>>

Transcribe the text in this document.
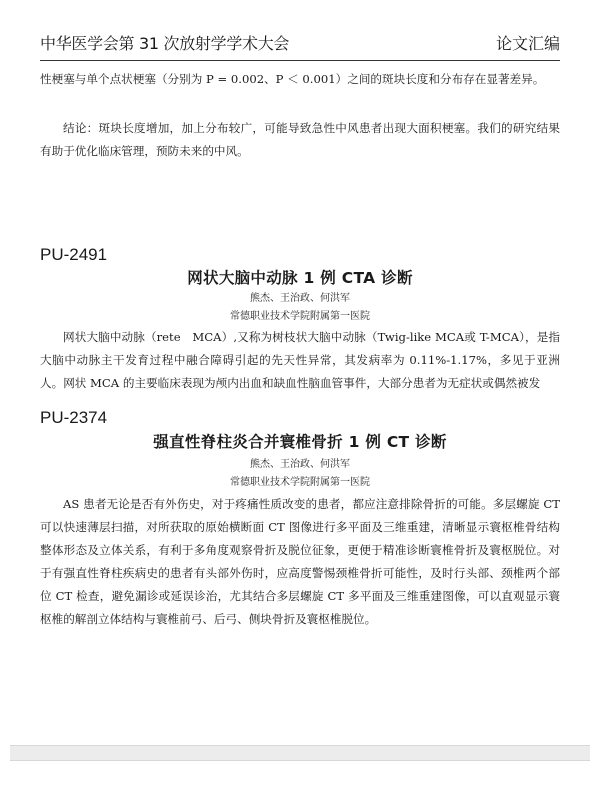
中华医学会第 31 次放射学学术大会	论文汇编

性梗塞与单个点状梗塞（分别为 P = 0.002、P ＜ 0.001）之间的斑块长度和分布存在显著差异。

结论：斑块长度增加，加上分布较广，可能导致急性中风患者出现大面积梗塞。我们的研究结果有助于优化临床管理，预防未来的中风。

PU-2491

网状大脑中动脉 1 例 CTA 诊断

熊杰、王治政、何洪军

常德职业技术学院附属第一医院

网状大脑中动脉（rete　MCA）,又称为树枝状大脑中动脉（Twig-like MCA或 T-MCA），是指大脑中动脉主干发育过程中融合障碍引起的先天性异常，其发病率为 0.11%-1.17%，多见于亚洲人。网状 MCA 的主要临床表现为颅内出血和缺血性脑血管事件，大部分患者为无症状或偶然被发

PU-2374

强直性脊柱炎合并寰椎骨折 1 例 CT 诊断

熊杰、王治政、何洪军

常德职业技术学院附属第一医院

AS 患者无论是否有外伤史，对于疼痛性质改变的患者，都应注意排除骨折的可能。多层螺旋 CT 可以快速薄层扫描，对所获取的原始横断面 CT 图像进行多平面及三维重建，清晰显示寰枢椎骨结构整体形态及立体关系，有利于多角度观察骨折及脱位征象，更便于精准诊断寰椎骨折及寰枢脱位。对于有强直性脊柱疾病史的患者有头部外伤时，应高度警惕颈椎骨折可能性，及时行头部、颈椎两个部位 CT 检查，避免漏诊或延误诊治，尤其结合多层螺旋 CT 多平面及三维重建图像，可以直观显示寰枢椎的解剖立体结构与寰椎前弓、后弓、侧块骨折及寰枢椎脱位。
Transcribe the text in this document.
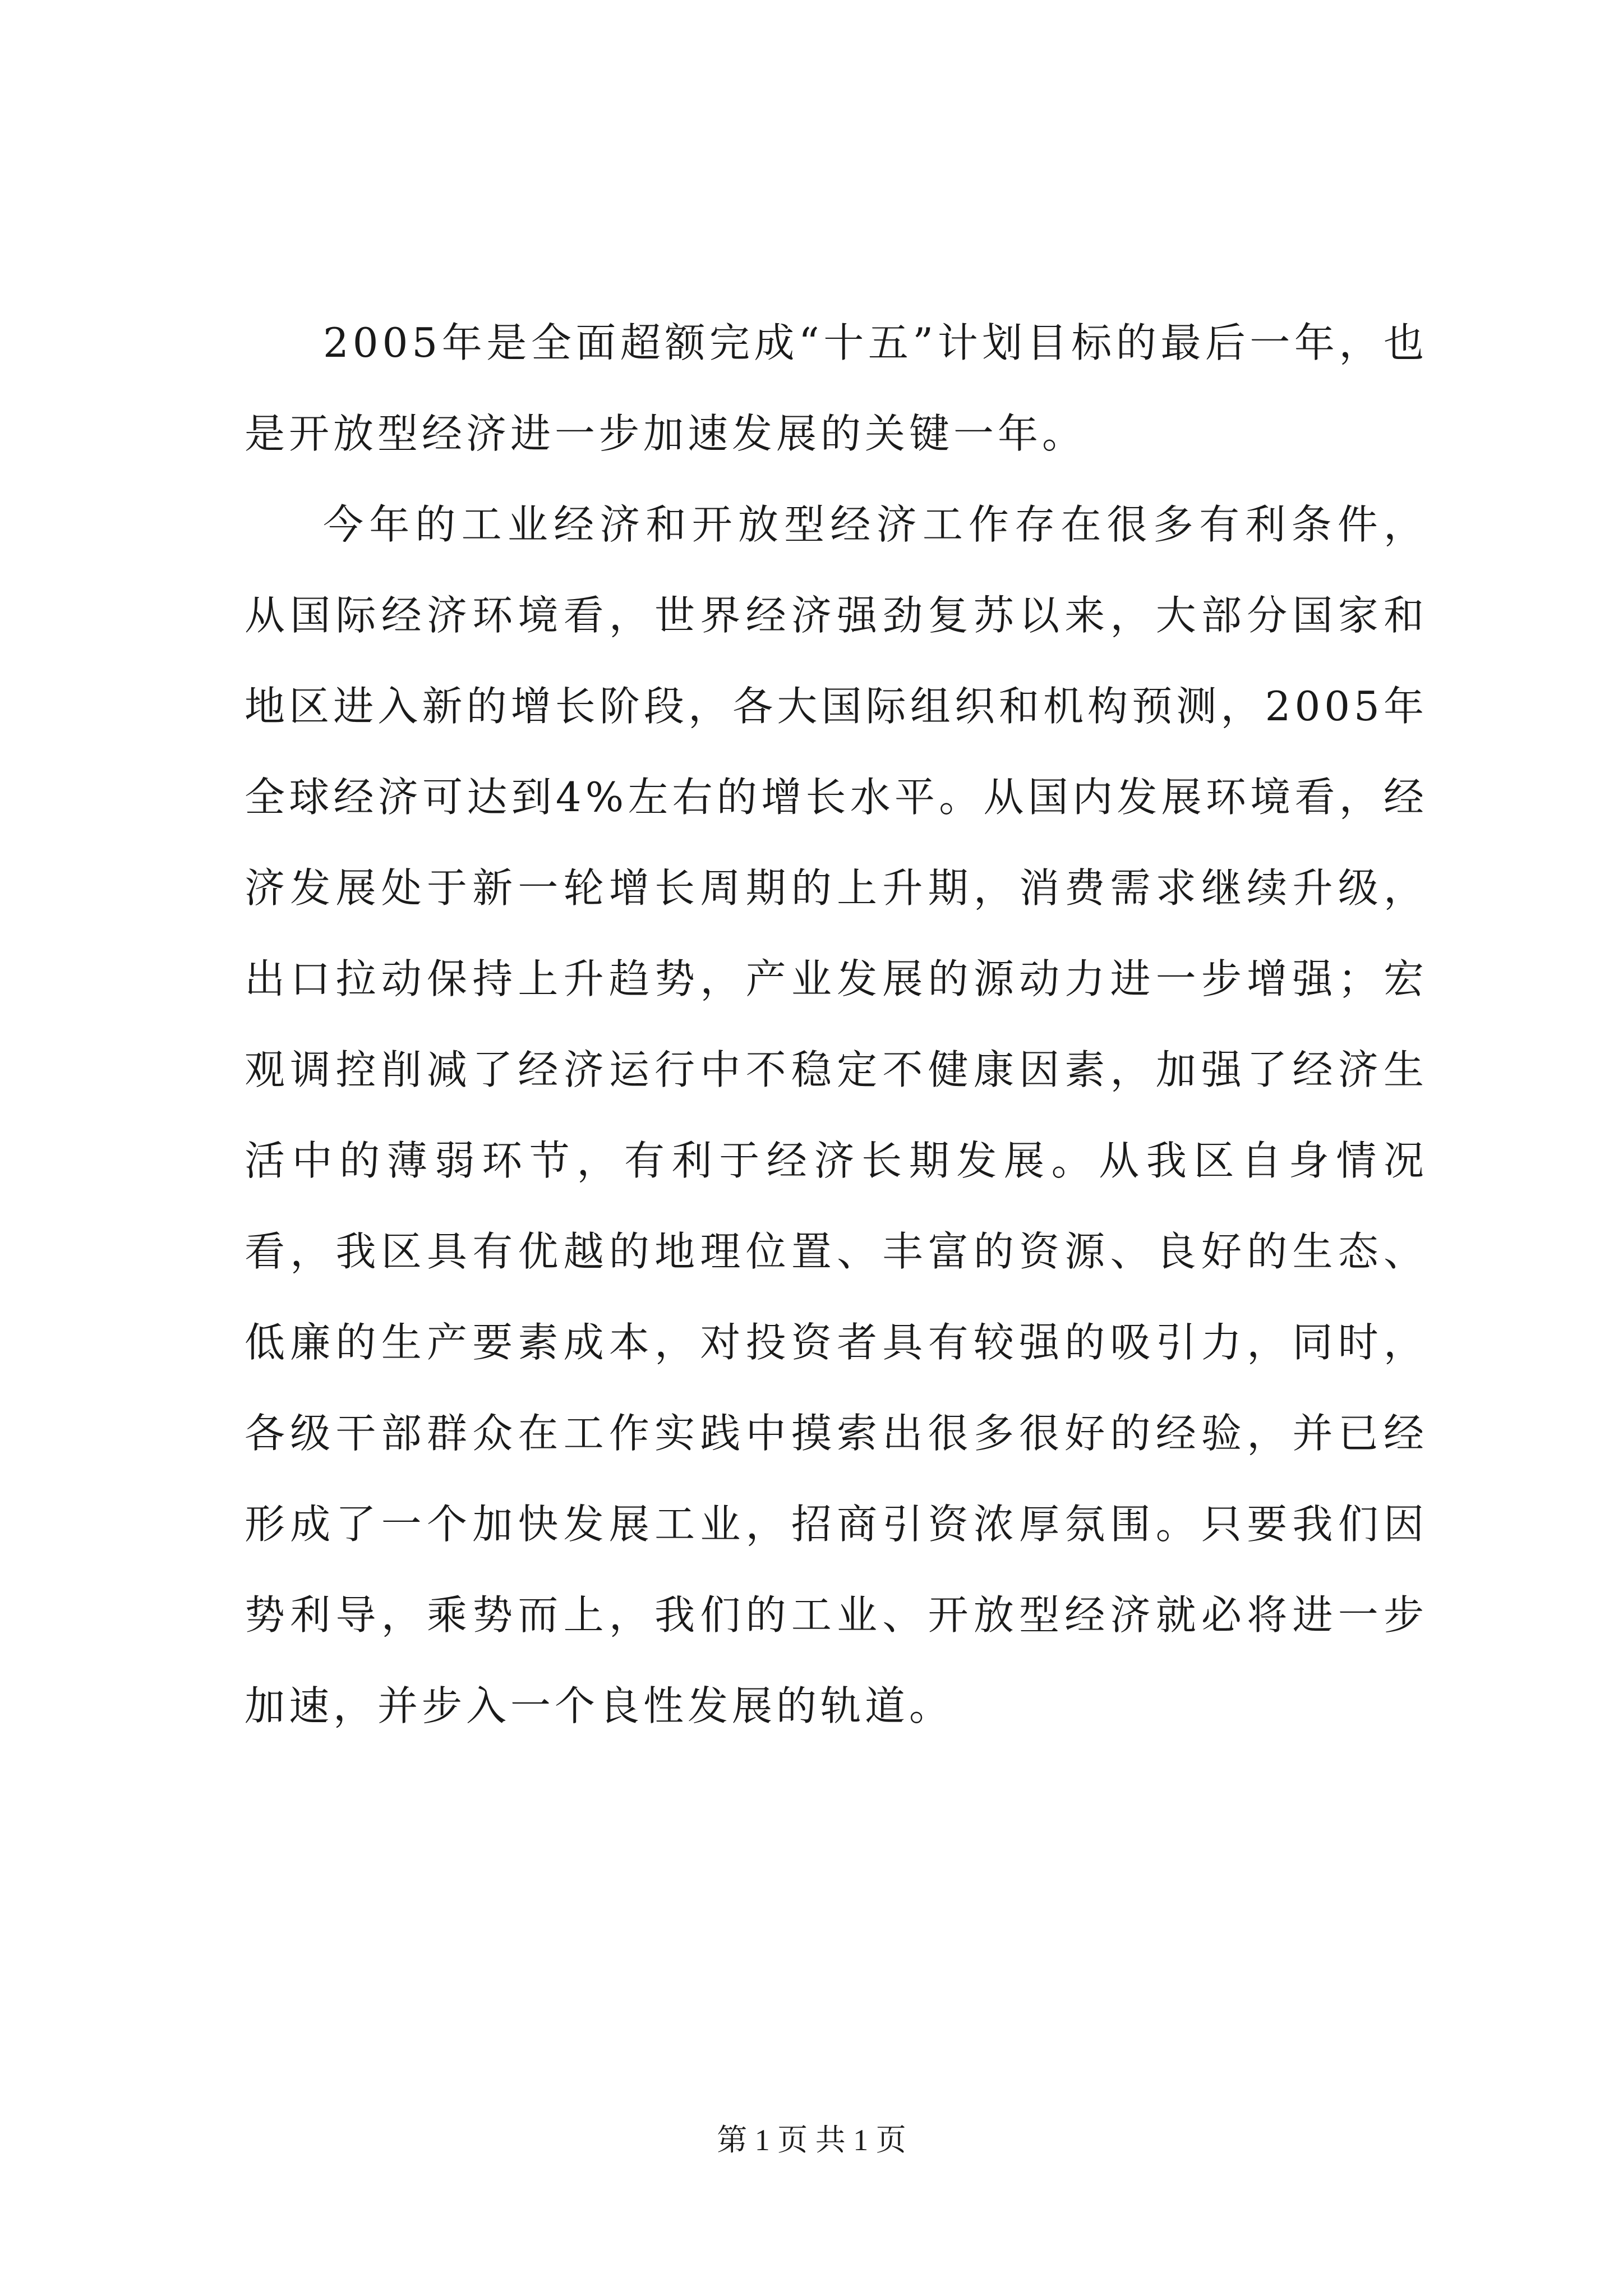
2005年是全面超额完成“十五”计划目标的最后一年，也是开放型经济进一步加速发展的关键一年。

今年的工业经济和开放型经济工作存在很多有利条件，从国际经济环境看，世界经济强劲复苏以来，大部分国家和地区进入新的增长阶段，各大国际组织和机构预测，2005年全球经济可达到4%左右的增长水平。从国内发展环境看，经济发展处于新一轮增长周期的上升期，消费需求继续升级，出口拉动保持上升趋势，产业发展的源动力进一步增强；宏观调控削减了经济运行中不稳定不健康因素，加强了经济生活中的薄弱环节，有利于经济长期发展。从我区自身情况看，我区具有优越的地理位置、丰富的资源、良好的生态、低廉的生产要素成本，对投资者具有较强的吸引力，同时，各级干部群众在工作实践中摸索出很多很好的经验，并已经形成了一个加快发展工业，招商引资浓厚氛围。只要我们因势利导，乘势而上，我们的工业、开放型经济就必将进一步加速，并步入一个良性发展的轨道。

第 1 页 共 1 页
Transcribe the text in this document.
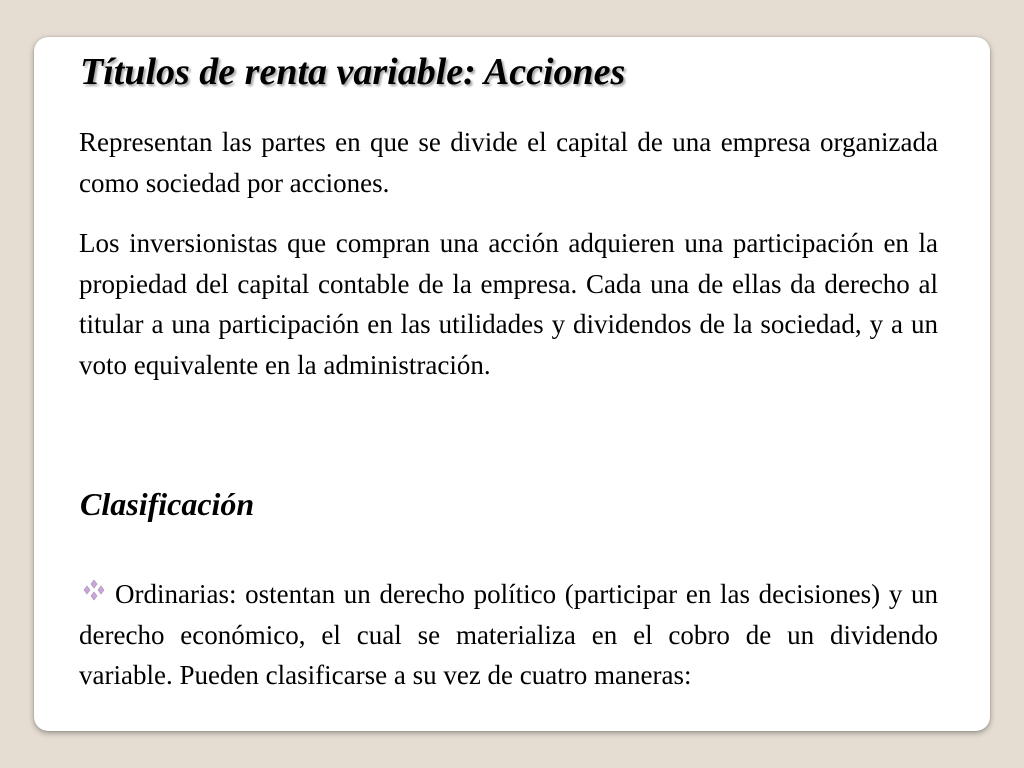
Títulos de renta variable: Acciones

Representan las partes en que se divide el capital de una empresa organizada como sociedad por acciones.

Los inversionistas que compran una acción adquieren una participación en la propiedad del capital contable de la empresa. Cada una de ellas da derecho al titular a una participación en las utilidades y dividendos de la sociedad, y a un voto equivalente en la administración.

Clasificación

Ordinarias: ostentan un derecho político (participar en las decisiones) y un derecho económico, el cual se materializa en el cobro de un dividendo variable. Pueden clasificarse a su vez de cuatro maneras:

<<

• _Do this_:
Go through the data above and transcribe it in full, omitting any image.

• _Answer in full_:
Transcribe the text in this document.
中华医学会第 31 次放射学学术大会	论文汇编

性梗塞与单个点状梗塞（分别为 P = 0.002、P ＜ 0.001）之间的斑块长度和分布存在显著差异。

结论：斑块长度增加，加上分布较广，可能导致急性中风患者出现大面积梗塞。我们的研究结果有助于优化临床管理，预防未来的中风。

PU-2491

网状大脑中动脉 1 例 CTA 诊断

熊杰、王治政、何洪军

常德职业技术学院附属第一医院

网状大脑中动脉（rete　MCA）,又称为树枝状大脑中动脉（Twig-like MCA或 T-MCA），是指大脑中动脉主干发育过程中融合障碍引起的先天性异常，其发病率为 0.11%-1.17%，多见于亚洲人。网状 MCA 的主要临床表现为颅内出血和缺血性脑血管事件，大部分患者为无症状或偶然被发

PU-2374

强直性脊柱炎合并寰椎骨折 1 例 CT 诊断

熊杰、王治政、何洪军

常德职业技术学院附属第一医院

AS 患者无论是否有外伤史，对于疼痛性质改变的患者，都应注意排除骨折的可能。多层螺旋 CT 可以快速薄层扫描，对所获取的原始横断面 CT 图像进行多平面及三维重建，清晰显示寰枢椎骨结构整体形态及立体关系，有利于多角度观察骨折及脱位征象，更便于精准诊断寰椎骨折及寰枢脱位。对于有强直性脊柱疾病史的患者有头部外伤时，应高度警惕颈椎骨折可能性，及时行头部、颈椎两个部位 CT 检查，避免漏诊或延误诊治，尤其结合多层螺旋 CT 多平面及三维重建图像，可以直观显示寰枢椎的解剖立体结构与寰椎前弓、后弓、侧块骨折及寰枢椎脱位。
Transcribe the text in this document.
2005年是全面超额完成“十五”计划目标的最后一年，也是开放型经济进一步加速发展的关键一年。

今年的工业经济和开放型经济工作存在很多有利条件，从国际经济环境看，世界经济强劲复苏以来，大部分国家和地区进入新的增长阶段，各大国际组织和机构预测，2005年全球经济可达到4%左右的增长水平。从国内发展环境看，经济发展处于新一轮增长周期的上升期，消费需求继续升级，出口拉动保持上升趋势，产业发展的源动力进一步增强；宏观调控削减了经济运行中不稳定不健康因素，加强了经济生活中的薄弱环节，有利于经济长期发展。从我区自身情况看，我区具有优越的地理位置、丰富的资源、良好的生态、低廉的生产要素成本，对投资者具有较强的吸引力，同时，各级干部群众在工作实践中摸索出很多很好的经验，并已经形成了一个加快发展工业，招商引资浓厚氛围。只要我们因势利导，乘势而上，我们的工业、开放型经济就必将进一步加速，并步入一个良性发展的轨道。

第 1 页 共 1 页
Transcribe the text in this document.
Títulos de renta variable: Acciones

Representan las partes en que se divide el capital de una empresa organizada como sociedad por acciones.

Los inversionistas que compran una acción adquieren una participación en la propiedad del capital contable de la empresa. Cada una de ellas da derecho al titular a una participación en las utilidades y dividendos de la sociedad, y a un voto equivalente en la administración.

Clasificación

Ordinarias: ostentan un derecho político (participar en las decisiones) y un derecho económico, el cual se materializa en el cobro de un dividendo variable. Pueden clasificarse a su vez de cuatro maneras:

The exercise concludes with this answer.